■ **Task requirements**
Search the material for the word "jsou" and report each line where it turns up.

[Start]

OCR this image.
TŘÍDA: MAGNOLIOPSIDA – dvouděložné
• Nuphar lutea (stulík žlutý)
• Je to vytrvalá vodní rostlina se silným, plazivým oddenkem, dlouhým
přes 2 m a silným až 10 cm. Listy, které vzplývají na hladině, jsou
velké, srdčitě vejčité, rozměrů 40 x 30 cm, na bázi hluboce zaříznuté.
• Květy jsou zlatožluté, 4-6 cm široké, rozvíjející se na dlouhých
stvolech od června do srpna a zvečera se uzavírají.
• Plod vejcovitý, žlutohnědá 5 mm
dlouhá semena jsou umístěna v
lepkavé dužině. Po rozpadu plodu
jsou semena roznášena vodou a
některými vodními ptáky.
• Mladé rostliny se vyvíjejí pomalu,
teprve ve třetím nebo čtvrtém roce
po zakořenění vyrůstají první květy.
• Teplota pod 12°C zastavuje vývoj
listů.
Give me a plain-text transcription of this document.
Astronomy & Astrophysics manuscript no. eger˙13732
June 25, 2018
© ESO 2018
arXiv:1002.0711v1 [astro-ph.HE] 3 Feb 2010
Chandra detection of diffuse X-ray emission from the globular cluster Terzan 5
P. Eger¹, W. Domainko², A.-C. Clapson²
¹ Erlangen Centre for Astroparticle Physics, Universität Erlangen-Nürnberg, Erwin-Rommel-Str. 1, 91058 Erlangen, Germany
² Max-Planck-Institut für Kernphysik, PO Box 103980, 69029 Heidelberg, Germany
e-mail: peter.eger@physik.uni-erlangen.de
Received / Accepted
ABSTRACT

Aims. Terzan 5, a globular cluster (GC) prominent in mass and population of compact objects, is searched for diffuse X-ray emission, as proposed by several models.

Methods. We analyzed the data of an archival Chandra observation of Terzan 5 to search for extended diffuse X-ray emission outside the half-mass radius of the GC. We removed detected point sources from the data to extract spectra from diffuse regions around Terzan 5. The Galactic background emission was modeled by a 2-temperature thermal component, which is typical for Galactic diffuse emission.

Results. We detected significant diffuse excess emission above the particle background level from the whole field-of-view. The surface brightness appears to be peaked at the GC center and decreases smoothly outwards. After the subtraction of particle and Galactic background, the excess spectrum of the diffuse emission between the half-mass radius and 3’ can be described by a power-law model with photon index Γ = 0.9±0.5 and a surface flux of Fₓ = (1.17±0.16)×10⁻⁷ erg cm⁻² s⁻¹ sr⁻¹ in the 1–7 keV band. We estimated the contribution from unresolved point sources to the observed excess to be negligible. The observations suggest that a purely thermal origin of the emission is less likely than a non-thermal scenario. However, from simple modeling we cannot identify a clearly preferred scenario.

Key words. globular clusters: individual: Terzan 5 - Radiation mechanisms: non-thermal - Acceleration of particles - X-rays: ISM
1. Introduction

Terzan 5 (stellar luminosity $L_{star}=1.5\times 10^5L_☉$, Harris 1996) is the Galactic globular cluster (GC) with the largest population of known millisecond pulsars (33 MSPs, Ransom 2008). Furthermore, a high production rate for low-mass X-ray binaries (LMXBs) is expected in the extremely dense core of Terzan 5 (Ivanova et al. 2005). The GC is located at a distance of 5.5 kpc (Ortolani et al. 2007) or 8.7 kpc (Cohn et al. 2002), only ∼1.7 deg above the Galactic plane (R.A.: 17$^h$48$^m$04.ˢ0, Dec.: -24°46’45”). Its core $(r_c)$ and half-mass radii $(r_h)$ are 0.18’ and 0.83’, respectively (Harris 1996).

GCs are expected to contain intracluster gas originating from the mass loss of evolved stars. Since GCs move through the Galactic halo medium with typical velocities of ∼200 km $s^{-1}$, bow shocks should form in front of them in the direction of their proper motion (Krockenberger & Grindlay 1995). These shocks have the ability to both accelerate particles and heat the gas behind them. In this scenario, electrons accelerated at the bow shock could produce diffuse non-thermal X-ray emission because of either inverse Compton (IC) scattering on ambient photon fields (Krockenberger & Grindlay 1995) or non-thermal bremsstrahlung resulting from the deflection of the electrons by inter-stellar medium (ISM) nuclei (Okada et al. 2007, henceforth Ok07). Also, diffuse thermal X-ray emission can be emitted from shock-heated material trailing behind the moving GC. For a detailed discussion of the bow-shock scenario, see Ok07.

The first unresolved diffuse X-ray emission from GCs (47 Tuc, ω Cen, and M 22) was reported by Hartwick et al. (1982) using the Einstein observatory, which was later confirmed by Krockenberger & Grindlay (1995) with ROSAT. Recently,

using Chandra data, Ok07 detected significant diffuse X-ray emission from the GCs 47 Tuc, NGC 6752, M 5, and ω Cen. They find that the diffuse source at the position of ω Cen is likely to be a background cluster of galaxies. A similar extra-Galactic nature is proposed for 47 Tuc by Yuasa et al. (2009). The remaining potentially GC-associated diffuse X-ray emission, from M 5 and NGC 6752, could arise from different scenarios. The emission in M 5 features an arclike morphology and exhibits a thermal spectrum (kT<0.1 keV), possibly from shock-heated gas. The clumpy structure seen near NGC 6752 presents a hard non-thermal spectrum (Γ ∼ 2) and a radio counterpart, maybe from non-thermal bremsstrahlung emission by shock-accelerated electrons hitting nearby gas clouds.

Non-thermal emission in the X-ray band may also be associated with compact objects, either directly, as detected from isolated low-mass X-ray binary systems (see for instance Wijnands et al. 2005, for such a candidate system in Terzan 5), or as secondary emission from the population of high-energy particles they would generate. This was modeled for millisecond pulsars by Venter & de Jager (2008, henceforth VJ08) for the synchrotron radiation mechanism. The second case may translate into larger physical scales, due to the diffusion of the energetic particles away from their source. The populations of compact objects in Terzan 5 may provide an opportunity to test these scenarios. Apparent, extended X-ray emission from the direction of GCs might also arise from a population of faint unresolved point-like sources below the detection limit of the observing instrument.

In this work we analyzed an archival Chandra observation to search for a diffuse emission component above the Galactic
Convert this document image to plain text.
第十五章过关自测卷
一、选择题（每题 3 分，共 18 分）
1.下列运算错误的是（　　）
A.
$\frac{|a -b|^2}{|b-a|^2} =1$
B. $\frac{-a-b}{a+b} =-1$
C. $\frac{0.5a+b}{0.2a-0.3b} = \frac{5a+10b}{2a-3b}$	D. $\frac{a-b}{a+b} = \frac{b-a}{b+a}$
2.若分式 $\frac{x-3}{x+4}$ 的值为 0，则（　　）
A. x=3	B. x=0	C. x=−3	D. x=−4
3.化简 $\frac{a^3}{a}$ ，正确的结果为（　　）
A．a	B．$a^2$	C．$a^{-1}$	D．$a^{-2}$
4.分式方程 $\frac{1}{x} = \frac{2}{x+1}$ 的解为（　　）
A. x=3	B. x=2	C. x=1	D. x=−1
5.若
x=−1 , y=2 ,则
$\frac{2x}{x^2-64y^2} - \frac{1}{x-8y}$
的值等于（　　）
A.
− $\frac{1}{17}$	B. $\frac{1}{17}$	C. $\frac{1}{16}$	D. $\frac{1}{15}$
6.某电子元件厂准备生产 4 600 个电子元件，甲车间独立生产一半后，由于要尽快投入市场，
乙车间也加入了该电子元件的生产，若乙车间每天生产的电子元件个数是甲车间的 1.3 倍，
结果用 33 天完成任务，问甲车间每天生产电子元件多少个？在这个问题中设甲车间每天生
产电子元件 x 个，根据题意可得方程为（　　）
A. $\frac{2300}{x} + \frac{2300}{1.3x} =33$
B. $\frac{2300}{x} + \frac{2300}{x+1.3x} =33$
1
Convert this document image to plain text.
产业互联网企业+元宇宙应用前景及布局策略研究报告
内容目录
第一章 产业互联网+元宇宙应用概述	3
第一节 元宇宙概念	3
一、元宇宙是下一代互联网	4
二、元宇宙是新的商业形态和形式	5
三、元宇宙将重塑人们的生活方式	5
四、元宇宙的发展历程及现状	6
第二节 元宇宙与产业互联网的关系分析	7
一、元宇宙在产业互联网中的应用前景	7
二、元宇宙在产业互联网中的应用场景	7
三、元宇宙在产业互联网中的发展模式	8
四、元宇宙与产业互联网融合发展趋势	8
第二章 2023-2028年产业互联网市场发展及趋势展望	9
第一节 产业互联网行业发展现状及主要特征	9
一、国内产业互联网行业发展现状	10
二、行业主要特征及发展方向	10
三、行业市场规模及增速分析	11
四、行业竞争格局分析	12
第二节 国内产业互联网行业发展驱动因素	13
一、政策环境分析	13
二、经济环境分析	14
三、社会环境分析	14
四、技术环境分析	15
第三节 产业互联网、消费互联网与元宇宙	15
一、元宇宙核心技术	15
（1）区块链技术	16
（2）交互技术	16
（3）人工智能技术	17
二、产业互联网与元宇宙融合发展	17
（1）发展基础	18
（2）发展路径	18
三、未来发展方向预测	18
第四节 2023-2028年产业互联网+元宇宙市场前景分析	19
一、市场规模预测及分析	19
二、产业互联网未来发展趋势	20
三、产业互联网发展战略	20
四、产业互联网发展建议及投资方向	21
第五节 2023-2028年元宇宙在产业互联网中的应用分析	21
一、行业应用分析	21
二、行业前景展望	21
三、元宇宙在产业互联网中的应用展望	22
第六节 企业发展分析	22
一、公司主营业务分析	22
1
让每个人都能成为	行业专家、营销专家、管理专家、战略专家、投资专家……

[End]

■ **Complete answer**
přes 2 m a silným až 10 cm. Listy, které vzplývají na hladině, jsou
• Květy jsou zlatožluté, 4-6 cm široké, rozvíjející se na dlouhých
dlouhá semena jsou umístěna v
jsou semena roznášena vodou a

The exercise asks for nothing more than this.